# Data entries
— start —
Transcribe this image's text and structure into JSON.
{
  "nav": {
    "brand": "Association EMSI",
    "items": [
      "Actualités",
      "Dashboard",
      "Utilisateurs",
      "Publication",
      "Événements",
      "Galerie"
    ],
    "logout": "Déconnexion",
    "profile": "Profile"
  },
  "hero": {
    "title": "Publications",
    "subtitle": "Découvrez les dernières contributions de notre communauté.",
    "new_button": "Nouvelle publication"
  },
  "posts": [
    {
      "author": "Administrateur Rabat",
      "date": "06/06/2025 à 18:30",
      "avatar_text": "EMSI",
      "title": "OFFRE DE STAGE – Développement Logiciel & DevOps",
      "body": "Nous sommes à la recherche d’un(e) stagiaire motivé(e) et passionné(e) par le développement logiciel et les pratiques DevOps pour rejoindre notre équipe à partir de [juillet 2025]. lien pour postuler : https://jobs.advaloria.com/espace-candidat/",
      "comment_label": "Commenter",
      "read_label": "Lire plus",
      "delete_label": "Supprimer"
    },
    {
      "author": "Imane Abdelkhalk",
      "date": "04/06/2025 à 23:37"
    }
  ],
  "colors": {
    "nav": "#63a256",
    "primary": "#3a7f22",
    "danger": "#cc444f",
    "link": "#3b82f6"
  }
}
— end —
# Problem to work on
Above are some records. Print them all exactly.

# Written solution
Transcribe this image's text and structure into JSON.
{
  "nav": {
    "brand": "Association EMSI",
    "items": [
      "Actualités",
      "Dashboard",
      "Utilisateurs",
      "Publication",
      "Événements",
      "Galerie"
    ],
    "logout": "Déconnexion",
    "profile": "Profile"
  },
  "hero": {
    "title": "Publications",
    "subtitle": "Découvrez les dernières contributions de notre communauté.",
    "new_button": "Nouvelle publication"
  },
  "posts": [
    {
      "author": "Administrateur Rabat",
      "date": "06/06/2025 à 18:30",
      "avatar_text": "EMSI",
      "title": "OFFRE DE STAGE – Développement Logiciel & DevOps",
      "body": "Nous sommes à la recherche d’un(e) stagiaire motivé(e) et passionné(e) par le développement logiciel et les pratiques DevOps pour rejoindre notre équipe à partir de [juillet 2025]. lien pour postuler : https://jobs.advaloria.com/espace-candidat/",
      "comment_label": "Commenter",
      "read_label": "Lire plus",
      "delete_label": "Supprimer"
    },
    {
      "author": "Imane Abdelkhalk",
      "date": "04/06/2025 à 23:37"
    }
  ],
  "colors": {
    "nav": "#63a256",
    "primary": "#3a7f22",
    "danger": "#cc444f",
    "link": "#3b82f6"
  }
}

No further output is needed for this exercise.